| Extracted records |
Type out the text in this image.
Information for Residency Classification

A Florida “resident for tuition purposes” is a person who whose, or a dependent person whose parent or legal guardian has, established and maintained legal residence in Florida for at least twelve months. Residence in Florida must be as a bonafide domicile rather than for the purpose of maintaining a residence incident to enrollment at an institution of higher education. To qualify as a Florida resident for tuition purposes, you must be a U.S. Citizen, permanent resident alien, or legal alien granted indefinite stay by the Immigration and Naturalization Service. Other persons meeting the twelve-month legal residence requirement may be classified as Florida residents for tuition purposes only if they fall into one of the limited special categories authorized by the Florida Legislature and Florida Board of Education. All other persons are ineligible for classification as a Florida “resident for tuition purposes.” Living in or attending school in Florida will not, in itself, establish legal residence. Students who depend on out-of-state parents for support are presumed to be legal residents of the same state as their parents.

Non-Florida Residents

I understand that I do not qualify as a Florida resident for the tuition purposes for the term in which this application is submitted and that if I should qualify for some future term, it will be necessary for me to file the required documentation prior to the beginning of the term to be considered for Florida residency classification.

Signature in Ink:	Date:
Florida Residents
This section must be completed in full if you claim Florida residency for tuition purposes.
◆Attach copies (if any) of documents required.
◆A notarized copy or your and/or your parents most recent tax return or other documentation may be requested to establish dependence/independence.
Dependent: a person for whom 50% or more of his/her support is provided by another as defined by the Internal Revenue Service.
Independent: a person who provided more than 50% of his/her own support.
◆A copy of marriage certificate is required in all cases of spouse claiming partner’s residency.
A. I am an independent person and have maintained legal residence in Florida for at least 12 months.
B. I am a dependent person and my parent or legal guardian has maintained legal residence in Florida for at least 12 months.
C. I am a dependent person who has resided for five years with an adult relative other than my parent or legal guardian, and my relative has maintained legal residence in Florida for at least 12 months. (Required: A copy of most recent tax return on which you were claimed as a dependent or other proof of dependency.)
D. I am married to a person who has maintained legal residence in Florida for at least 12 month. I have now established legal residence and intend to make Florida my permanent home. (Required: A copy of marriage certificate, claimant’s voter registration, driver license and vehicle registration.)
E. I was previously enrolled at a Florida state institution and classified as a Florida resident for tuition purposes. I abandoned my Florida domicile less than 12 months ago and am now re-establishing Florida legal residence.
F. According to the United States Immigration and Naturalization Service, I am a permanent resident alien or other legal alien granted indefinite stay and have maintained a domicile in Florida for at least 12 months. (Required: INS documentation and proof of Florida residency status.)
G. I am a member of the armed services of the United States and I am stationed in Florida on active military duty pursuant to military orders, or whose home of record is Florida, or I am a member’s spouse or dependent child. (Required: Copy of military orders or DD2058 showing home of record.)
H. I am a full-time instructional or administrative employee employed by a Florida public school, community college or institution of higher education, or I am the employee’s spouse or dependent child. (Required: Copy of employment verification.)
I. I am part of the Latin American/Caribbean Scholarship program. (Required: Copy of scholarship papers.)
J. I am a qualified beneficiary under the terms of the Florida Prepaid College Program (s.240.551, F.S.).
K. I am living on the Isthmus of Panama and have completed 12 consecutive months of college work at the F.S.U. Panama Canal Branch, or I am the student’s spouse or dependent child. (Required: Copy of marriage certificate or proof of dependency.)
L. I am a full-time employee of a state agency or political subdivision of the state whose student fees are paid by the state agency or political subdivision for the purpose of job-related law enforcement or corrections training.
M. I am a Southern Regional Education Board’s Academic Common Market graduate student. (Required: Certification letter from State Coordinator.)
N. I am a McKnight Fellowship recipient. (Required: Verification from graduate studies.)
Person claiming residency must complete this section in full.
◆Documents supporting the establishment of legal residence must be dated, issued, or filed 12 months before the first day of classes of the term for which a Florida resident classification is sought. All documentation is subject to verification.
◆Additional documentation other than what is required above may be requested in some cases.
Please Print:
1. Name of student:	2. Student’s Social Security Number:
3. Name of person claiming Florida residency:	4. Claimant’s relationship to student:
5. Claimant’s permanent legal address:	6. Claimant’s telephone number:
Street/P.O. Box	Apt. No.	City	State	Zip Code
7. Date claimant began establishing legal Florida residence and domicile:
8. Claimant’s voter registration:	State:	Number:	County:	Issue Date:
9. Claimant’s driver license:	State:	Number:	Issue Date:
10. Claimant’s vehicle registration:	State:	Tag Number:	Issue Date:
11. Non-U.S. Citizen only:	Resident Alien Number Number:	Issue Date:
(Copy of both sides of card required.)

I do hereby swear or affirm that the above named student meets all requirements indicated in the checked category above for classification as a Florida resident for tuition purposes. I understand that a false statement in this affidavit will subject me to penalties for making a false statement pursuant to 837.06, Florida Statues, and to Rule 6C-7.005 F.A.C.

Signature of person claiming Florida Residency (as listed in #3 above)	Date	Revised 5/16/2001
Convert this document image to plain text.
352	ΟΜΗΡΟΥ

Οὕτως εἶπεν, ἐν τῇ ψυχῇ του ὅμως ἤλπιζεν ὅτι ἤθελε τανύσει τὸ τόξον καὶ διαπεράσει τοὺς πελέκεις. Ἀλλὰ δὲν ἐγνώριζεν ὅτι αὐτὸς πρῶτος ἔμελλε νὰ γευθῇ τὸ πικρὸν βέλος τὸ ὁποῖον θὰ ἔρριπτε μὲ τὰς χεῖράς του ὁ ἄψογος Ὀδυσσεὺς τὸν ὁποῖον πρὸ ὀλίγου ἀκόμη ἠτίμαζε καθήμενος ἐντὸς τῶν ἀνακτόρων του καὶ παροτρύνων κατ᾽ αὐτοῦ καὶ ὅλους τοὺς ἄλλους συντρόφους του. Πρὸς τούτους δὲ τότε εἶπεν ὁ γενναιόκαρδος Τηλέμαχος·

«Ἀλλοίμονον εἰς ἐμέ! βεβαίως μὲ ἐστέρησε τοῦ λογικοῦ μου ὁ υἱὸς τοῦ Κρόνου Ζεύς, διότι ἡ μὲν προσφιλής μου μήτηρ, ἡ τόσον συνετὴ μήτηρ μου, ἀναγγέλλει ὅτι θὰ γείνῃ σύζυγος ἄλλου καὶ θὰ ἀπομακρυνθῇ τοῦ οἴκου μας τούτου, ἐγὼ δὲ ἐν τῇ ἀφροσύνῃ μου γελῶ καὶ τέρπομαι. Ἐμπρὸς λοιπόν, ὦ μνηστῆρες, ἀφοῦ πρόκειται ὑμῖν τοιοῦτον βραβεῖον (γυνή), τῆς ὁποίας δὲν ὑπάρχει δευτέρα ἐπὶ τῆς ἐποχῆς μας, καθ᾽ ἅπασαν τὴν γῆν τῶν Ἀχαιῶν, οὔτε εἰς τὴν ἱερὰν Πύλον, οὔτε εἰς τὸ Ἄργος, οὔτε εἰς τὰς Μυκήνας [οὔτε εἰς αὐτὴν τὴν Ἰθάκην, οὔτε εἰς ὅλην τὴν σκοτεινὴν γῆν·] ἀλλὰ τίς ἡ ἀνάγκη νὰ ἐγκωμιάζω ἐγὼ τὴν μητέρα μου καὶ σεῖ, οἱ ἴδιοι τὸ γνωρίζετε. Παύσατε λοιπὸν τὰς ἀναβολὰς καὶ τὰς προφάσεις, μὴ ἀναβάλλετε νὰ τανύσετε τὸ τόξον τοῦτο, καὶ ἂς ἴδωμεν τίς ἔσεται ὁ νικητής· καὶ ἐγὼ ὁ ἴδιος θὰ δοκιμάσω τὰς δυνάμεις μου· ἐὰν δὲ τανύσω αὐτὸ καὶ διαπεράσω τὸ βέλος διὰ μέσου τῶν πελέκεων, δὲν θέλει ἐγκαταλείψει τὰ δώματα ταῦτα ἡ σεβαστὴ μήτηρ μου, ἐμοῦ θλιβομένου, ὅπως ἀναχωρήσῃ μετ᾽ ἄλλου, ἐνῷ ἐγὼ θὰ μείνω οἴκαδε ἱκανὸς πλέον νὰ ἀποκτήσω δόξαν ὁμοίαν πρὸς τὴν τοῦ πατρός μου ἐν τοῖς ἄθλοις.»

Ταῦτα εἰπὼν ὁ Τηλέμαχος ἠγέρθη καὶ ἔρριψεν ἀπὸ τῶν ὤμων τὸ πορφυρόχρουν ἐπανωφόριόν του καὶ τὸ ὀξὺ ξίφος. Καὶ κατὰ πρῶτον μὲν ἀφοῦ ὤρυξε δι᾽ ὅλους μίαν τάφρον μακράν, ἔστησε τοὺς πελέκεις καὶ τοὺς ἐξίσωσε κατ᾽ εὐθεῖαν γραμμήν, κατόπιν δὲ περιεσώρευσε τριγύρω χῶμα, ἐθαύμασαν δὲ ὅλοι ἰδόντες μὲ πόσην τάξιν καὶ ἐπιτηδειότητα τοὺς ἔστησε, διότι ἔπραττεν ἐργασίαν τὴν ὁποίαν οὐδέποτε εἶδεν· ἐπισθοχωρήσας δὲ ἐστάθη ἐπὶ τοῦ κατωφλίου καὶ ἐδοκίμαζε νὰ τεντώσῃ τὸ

| What is needed |
Copy every line that includes the string "more" from the material above.

| Output |
Dependent: a person for whom 50% or more of his/her support is provided by another as defined by the Internal Revenue Service.
Independent: a person who provided more than 50% of his/her own support.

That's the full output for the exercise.